WHAT YOU WILL DO → Will you quote all of the entries, word for word?

-- begin RAW DATA --

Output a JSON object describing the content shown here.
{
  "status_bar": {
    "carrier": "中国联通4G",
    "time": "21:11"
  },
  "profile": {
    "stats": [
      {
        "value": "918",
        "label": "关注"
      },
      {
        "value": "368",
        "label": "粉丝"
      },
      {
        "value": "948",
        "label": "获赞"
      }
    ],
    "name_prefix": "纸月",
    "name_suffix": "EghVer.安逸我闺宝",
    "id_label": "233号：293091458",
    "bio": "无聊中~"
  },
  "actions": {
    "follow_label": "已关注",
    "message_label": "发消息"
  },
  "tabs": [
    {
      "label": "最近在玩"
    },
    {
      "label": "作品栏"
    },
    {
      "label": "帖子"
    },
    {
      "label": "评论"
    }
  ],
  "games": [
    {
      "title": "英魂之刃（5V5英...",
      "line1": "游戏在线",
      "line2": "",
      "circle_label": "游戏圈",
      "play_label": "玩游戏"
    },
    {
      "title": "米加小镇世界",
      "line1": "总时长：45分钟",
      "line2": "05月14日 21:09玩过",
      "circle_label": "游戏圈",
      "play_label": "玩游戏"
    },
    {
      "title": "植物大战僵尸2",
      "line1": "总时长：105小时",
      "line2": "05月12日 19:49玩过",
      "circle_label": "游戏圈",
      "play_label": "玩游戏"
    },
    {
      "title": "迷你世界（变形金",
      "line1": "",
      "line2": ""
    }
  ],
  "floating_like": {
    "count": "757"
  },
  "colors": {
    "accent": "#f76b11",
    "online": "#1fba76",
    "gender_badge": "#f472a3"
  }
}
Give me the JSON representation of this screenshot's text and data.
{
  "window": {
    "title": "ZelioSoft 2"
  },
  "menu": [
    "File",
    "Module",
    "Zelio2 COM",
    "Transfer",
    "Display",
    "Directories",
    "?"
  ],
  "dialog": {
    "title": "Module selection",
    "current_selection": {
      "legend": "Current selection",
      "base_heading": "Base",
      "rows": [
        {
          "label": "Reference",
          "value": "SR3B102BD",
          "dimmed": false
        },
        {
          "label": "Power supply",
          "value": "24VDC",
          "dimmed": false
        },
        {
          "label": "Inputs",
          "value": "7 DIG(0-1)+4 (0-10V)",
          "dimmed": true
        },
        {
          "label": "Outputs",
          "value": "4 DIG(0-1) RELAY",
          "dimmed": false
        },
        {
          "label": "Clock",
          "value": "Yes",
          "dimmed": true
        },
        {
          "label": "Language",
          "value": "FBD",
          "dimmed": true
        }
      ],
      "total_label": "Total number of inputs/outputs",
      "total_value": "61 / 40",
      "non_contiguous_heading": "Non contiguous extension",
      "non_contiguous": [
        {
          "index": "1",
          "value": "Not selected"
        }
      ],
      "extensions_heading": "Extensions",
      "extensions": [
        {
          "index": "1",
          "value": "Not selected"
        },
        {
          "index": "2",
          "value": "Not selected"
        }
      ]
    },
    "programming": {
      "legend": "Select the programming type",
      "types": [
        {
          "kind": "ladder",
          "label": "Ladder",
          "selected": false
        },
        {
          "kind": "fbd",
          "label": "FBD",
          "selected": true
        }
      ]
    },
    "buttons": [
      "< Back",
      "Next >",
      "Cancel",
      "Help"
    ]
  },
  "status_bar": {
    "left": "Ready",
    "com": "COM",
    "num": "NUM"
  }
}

-- end RAW DATA --

COMPLETE RESPONSE →
Output a JSON object describing the content shown here.
{
  "status_bar": {
    "carrier": "中国联通4G",
    "time": "21:11"
  },
  "profile": {
    "stats": [
      {
        "value": "918",
        "label": "关注"
      },
      {
        "value": "368",
        "label": "粉丝"
      },
      {
        "value": "948",
        "label": "获赞"
      }
    ],
    "name_prefix": "纸月",
    "name_suffix": "EghVer.安逸我闺宝",
    "id_label": "233号：293091458",
    "bio": "无聊中~"
  },
  "actions": {
    "follow_label": "已关注",
    "message_label": "发消息"
  },
  "tabs": [
    {
      "label": "最近在玩"
    },
    {
      "label": "作品栏"
    },
    {
      "label": "帖子"
    },
    {
      "label": "评论"
    }
  ],
  "games": [
    {
      "title": "英魂之刃（5V5英...",
      "line1": "游戏在线",
      "line2": "",
      "circle_label": "游戏圈",
      "play_label": "玩游戏"
    },
    {
      "title": "米加小镇世界",
      "line1": "总时长：45分钟",
      "line2": "05月14日 21:09玩过",
      "circle_label": "游戏圈",
      "play_label": "玩游戏"
    },
    {
      "title": "植物大战僵尸2",
      "line1": "总时长：105小时",
      "line2": "05月12日 19:49玩过",
      "circle_label": "游戏圈",
      "play_label": "玩游戏"
    },
    {
      "title": "迷你世界（变形金",
      "line1": "",
      "line2": ""
    }
  ],
  "floating_like": {
    "count": "757"
  },
  "colors": {
    "accent": "#f76b11",
    "online": "#1fba76",
    "gender_badge": "#f472a3"
  }
}
Give me the JSON representation of this screenshot's text and data.
{
  "window": {
    "title": "ZelioSoft 2"
  },
  "menu": [
    "File",
    "Module",
    "Zelio2 COM",
    "Transfer",
    "Display",
    "Directories",
    "?"
  ],
  "dialog": {
    "title": "Module selection",
    "current_selection": {
      "legend": "Current selection",
      "base_heading": "Base",
      "rows": [
        {
          "label": "Reference",
          "value": "SR3B102BD",
          "dimmed": false
        },
        {
          "label": "Power supply",
          "value": "24VDC",
          "dimmed": false
        },
        {
          "label": "Inputs",
          "value": "7 DIG(0-1)+4 (0-10V)",
          "dimmed": true
        },
        {
          "label": "Outputs",
          "value": "4 DIG(0-1) RELAY",
          "dimmed": false
        },
        {
          "label": "Clock",
          "value": "Yes",
          "dimmed": true
        },
        {
          "label": "Language",
          "value": "FBD",
          "dimmed": true
        }
      ],
      "total_label": "Total number of inputs/outputs",
      "total_value": "61 / 40",
      "non_contiguous_heading": "Non contiguous extension",
      "non_contiguous": [
        {
          "index": "1",
          "value": "Not selected"
        }
      ],
      "extensions_heading": "Extensions",
      "extensions": [
        {
          "index": "1",
          "value": "Not selected"
        },
        {
          "index": "2",
          "value": "Not selected"
        }
      ]
    },
    "programming": {
      "legend": "Select the programming type",
      "types": [
        {
          "kind": "ladder",
          "label": "Ladder",
          "selected": false
        },
        {
          "kind": "fbd",
          "label": "FBD",
          "selected": true
        }
      ]
    },
    "buttons": [
      "< Back",
      "Next >",
      "Cancel",
      "Help"
    ]
  },
  "status_bar": {
    "left": "Ready",
    "com": "COM",
    "num": "NUM"
  }
}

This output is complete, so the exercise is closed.